Exercise prompt
Pick out each line of the records that includes the string "Aabning", and copy it.

Data records
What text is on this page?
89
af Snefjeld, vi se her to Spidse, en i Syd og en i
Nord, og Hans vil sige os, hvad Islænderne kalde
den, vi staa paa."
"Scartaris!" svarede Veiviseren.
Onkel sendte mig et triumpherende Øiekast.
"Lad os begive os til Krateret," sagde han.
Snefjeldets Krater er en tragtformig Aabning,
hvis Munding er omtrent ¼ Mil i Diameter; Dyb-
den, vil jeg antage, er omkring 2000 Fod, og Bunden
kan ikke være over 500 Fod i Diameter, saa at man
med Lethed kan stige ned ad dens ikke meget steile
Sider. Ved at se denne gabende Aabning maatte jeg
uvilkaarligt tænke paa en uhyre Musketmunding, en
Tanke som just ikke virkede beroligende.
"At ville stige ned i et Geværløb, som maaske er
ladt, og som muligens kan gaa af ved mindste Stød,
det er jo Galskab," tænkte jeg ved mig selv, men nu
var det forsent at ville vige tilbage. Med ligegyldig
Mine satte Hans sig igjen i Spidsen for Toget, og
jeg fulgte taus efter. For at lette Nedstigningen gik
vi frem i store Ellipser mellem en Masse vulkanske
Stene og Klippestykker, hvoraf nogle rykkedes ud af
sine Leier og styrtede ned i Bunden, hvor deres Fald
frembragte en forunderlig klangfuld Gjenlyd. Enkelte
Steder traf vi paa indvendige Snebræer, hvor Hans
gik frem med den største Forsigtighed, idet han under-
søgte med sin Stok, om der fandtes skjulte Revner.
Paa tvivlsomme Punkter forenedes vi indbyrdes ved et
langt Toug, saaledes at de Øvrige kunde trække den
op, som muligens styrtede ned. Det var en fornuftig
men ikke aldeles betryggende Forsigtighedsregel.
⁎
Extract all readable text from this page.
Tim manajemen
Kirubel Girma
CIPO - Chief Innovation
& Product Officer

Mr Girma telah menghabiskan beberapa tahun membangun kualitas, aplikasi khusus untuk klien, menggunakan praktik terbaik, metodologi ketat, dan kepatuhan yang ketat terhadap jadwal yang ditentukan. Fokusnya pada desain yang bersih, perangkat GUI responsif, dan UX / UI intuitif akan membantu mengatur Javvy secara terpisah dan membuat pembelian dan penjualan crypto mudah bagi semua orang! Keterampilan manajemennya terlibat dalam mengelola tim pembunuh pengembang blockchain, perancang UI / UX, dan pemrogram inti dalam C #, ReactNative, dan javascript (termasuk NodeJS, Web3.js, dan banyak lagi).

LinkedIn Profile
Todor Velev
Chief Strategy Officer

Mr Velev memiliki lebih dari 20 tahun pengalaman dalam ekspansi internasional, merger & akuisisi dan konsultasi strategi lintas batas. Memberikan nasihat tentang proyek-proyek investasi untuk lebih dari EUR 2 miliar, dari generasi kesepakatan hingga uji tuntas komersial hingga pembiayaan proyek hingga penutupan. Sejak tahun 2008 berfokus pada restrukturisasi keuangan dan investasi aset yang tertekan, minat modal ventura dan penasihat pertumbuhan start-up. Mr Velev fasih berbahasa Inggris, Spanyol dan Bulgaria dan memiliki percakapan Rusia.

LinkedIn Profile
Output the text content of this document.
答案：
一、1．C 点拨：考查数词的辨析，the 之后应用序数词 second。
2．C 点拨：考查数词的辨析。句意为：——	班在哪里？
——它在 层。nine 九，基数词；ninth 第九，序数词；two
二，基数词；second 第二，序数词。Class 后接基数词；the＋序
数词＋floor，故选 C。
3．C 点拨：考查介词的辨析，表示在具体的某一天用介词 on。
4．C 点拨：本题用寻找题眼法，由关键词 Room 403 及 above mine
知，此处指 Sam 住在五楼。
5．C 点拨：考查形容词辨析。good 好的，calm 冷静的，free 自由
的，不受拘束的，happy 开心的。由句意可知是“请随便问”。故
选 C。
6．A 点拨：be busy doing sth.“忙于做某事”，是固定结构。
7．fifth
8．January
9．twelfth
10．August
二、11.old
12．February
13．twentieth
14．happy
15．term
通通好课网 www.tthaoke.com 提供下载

Output for this task
Snefjeldets Krater er en tragtformig Aabning,
Sider. Ved at se denne gabende Aabning maatte jeg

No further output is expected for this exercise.